── Data

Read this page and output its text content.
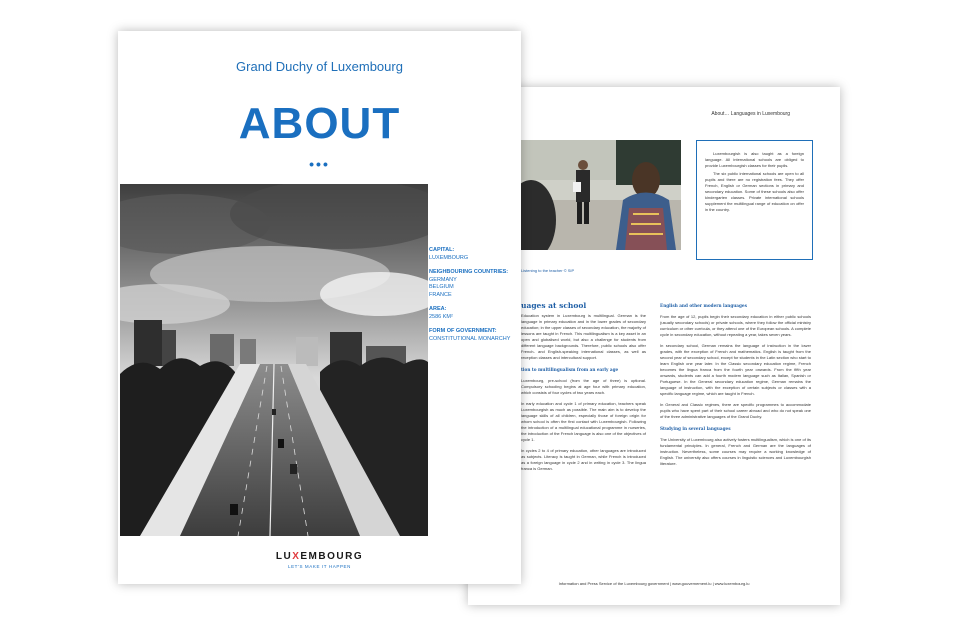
About… Languages in Luxembourg
Listening to the teacher © SIP

Luxembourgish is also taught as a foreign language. All international schools are obliged to provide Luxembourgish classes for their pupils.

The six public international schools are open to all pupils and there are no registration fees. They offer French, English or German sections in primary and secondary education. Some of these schools also offer kindergarten classes. Private international schools supplement the multilingual range of education on offer in the country.

uages at school

Education system in Luxembourg is multilingual. German is the language in primary education and in the lower grades of secondary education; in the upper classes of secondary education, the majority of lessons are taught in French. This multilingualism is a key asset in an open and globalised world, but also a challenge for students from different language backgrounds. Therefore, public schools also offer French- and English-speaking international classes, as well as reception classes and intercultural support.

tion to multilingualism from an early age

Luxembourg, pre-school (from the age of three) is optional. Compulsory schooling begins at age four with primary education, which consists of four cycles of two years each.

In early education and cycle 1 of primary education, teachers speak Luxembourgish as much as possible. The main aim is to develop the language skills of all children, especially those of foreign origin for whom school is often the first contact with Luxembourgish. Following the introduction of a multilingual educational programme in nurseries, the introduction of the French language is also one of the objectives of cycle 1.

In cycles 2 to 4 of primary education, other languages are introduced as subjects. Literacy is taught in German, while French is introduced as a foreign language in cycle 2 and in writing in cycle 3. The lingua franca is German.

English and other modern languages

From the age of 12, pupils begin their secondary education in either public schools (usually secondary schools) or private schools, where they follow the official ministry curriculum or other curricula, or they attend one of the European schools. A complete cycle in secondary education, without repeating a year, takes seven years.

In secondary school, German remains the language of instruction in the lower grades, with the exception of French and mathematics. English is taught from the second year of secondary school, except for students in the Latin section who start to learn English one year later. In the Classic secondary education regime, French becomes the lingua franca from the fourth year onwards. From the fifth year onwards, students can add a fourth modern language such as Italian, Spanish or Portuguese. In the General secondary education regime, German remains the language of instruction, with the exception of certain subjects or classes with a specific language regime, which are taught in French.

In General and Classic regimes, there are specific programmes to accommodate pupils who have spent part of their school career abroad and who do not speak one of the three administrative languages of the Grand Duchy.

Studying in several languages

The University of Luxembourg also actively fosters multilingualism, which is one of its fundamental principles. In general, French and German are the languages of instruction. Nevertheless, some courses may require a working knowledge of English. The university also offers courses in linguistic sciences and Luxembourgish literature.

Information and Press Service of the Luxembourg government | www.gouvernement.lu | www.luxembourg.lu
Grand Duchy of Luxembourg
ABOUT
•••
CAPITAL:
LUXEMBOURG
NEIGHBOURING COUNTRIES:
GERMANY
BELGIUM
FRANCE
AREA:
2586 KM²
FORM OF GOVERNMENT:
CONSTITUTIONAL MONARCHY
LUXEMBOURG
LET'S MAKE IT HAPPEN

────

- [Work to do]: Output the records above exactly; leave out the pictures.

- [Written solution]:
Read this page and output its text content.
About… Languages in Luxembourg
Listening to the teacher © SIP

Luxembourgish is also taught as a foreign language. All international schools are obliged to provide Luxembourgish classes for their pupils.

The six public international schools are open to all pupils and there are no registration fees. They offer French, English or German sections in primary and secondary education. Some of these schools also offer kindergarten classes. Private international schools supplement the multilingual range of education on offer in the country.

uages at school

Education system in Luxembourg is multilingual. German is the language in primary education and in the lower grades of secondary education; in the upper classes of secondary education, the majority of lessons are taught in French. This multilingualism is a key asset in an open and globalised world, but also a challenge for students from different language backgrounds. Therefore, public schools also offer French- and English-speaking international classes, as well as reception classes and intercultural support.

tion to multilingualism from an early age

Luxembourg, pre-school (from the age of three) is optional. Compulsory schooling begins at age four with primary education, which consists of four cycles of two years each.

In early education and cycle 1 of primary education, teachers speak Luxembourgish as much as possible. The main aim is to develop the language skills of all children, especially those of foreign origin for whom school is often the first contact with Luxembourgish. Following the introduction of a multilingual educational programme in nurseries, the introduction of the French language is also one of the objectives of cycle 1.

In cycles 2 to 4 of primary education, other languages are introduced as subjects. Literacy is taught in German, while French is introduced as a foreign language in cycle 2 and in writing in cycle 3. The lingua franca is German.

English and other modern languages

From the age of 12, pupils begin their secondary education in either public schools (usually secondary schools) or private schools, where they follow the official ministry curriculum or other curricula, or they attend one of the European schools. A complete cycle in secondary education, without repeating a year, takes seven years.

In secondary school, German remains the language of instruction in the lower grades, with the exception of French and mathematics. English is taught from the second year of secondary school, except for students in the Latin section who start to learn English one year later. In the Classic secondary education regime, French becomes the lingua franca from the fourth year onwards. From the fifth year onwards, students can add a fourth modern language such as Italian, Spanish or Portuguese. In the General secondary education regime, German remains the language of instruction, with the exception of certain subjects or classes with a specific language regime, which are taught in French.

In General and Classic regimes, there are specific programmes to accommodate pupils who have spent part of their school career abroad and who do not speak one of the three administrative languages of the Grand Duchy.

Studying in several languages

The University of Luxembourg also actively fosters multilingualism, which is one of its fundamental principles. In general, French and German are the languages of instruction. Nevertheless, some courses may require a working knowledge of English. The university also offers courses in linguistic sciences and Luxembourgish literature.

Information and Press Service of the Luxembourg government | www.gouvernement.lu | www.luxembourg.lu
Grand Duchy of Luxembourg
ABOUT
•••
CAPITAL:
LUXEMBOURG
NEIGHBOURING COUNTRIES:
GERMANY
BELGIUM
FRANCE
AREA:
2586 KM²
FORM OF GOVERNMENT:
CONSTITUTIONAL MONARCHY
LUXEMBOURG
LET'S MAKE IT HAPPEN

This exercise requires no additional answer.